= Instruction =
Count every line that holds the string "JSON", then give that number alone.

= Excerpted data =
•••

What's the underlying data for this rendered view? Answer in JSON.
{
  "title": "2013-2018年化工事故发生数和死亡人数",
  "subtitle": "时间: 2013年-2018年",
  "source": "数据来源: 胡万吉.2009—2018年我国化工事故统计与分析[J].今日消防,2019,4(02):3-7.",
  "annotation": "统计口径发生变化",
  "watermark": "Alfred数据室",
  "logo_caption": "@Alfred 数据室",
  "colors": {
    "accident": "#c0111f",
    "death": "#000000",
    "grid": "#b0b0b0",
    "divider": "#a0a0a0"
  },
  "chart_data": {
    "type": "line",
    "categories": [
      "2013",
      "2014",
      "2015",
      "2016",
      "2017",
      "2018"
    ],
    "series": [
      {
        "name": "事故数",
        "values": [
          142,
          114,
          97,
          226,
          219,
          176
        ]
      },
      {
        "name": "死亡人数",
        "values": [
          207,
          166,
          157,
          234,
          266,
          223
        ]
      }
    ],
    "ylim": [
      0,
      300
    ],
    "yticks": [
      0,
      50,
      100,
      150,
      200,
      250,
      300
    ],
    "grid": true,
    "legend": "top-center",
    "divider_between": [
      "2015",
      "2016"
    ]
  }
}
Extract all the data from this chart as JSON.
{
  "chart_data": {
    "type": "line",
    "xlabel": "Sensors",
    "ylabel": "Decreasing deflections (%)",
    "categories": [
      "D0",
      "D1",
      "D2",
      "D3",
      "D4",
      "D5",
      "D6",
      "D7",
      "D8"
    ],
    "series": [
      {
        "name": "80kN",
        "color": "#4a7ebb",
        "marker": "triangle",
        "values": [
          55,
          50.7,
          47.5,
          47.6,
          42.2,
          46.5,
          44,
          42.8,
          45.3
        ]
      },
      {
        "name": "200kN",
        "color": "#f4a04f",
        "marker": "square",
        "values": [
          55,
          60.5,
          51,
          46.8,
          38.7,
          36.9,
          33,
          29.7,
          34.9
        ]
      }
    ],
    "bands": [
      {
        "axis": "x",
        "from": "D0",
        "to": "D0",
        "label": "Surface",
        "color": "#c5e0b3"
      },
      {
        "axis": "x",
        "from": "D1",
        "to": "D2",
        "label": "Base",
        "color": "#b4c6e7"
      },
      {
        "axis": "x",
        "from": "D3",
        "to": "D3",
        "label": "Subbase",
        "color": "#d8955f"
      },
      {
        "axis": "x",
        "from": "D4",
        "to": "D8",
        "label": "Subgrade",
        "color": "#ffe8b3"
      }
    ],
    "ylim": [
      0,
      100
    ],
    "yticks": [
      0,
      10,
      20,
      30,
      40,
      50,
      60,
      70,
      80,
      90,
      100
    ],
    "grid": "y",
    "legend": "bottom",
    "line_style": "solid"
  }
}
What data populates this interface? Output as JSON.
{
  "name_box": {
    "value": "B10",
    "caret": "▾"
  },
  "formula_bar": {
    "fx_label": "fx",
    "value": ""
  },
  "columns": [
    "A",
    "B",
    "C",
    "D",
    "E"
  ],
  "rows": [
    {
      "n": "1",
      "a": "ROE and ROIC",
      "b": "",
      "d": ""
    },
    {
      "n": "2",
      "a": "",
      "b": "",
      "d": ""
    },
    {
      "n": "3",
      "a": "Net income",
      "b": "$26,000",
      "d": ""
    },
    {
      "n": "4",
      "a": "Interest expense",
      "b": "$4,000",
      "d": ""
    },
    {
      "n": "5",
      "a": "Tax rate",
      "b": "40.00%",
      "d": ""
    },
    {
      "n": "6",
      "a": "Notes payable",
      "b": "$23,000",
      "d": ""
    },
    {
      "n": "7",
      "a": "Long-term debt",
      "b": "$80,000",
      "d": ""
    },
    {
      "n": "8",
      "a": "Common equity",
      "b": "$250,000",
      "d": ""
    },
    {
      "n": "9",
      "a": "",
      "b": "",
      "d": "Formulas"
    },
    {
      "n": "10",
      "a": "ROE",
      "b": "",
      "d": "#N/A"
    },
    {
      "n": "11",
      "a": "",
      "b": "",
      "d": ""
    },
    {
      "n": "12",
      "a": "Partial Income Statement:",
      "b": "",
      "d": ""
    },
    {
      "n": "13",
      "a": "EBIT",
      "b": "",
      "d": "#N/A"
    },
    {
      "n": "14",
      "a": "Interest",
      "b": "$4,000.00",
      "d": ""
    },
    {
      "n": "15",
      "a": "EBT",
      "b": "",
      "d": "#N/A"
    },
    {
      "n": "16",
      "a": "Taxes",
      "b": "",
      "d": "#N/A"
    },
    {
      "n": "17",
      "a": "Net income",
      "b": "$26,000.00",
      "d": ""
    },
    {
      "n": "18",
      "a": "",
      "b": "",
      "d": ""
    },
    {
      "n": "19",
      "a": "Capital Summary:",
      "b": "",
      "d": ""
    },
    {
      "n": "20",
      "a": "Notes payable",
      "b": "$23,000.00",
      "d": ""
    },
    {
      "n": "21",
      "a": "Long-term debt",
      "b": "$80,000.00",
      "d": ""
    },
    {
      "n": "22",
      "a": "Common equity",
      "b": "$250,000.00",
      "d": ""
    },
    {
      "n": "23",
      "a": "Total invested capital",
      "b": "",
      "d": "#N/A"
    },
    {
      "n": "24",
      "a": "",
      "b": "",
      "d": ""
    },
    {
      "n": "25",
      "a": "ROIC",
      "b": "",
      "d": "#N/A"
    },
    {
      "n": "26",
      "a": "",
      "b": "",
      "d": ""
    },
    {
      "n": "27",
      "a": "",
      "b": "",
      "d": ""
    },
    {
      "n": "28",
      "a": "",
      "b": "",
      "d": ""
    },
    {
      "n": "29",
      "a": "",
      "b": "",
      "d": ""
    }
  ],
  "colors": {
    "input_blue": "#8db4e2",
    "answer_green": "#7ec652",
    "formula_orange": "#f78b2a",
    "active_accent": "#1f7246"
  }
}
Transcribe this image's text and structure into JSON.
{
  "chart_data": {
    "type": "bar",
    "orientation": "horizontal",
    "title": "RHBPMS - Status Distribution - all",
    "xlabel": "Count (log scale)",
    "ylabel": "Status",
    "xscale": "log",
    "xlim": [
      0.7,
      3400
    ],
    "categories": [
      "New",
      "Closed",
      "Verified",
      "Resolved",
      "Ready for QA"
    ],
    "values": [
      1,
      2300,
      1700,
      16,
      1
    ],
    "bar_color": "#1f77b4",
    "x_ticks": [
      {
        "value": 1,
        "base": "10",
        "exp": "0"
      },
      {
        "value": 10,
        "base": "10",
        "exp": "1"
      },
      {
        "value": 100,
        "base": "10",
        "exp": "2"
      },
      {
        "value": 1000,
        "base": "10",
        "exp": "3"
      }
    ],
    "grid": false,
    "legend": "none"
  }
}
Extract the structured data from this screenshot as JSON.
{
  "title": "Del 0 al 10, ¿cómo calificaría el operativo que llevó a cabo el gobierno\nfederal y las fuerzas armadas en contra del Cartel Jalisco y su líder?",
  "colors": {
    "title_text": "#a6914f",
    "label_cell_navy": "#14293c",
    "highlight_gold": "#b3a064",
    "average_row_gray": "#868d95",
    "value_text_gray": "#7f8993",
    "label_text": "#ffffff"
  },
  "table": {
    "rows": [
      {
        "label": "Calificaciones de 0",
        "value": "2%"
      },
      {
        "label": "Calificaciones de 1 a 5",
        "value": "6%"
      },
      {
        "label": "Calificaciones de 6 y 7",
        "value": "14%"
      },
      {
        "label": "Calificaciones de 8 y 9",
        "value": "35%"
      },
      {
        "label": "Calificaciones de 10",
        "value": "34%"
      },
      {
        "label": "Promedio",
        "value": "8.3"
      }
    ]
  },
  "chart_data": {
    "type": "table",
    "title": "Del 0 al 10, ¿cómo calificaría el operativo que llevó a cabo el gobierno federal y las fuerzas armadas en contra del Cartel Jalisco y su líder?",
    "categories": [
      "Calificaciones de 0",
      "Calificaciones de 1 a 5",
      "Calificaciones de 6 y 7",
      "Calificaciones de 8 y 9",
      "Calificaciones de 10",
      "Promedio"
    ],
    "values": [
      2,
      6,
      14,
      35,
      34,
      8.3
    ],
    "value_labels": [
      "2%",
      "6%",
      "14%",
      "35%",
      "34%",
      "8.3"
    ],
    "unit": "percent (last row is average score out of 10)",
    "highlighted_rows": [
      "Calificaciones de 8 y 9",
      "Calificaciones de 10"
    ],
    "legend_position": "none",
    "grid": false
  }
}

•••

= Output below =
5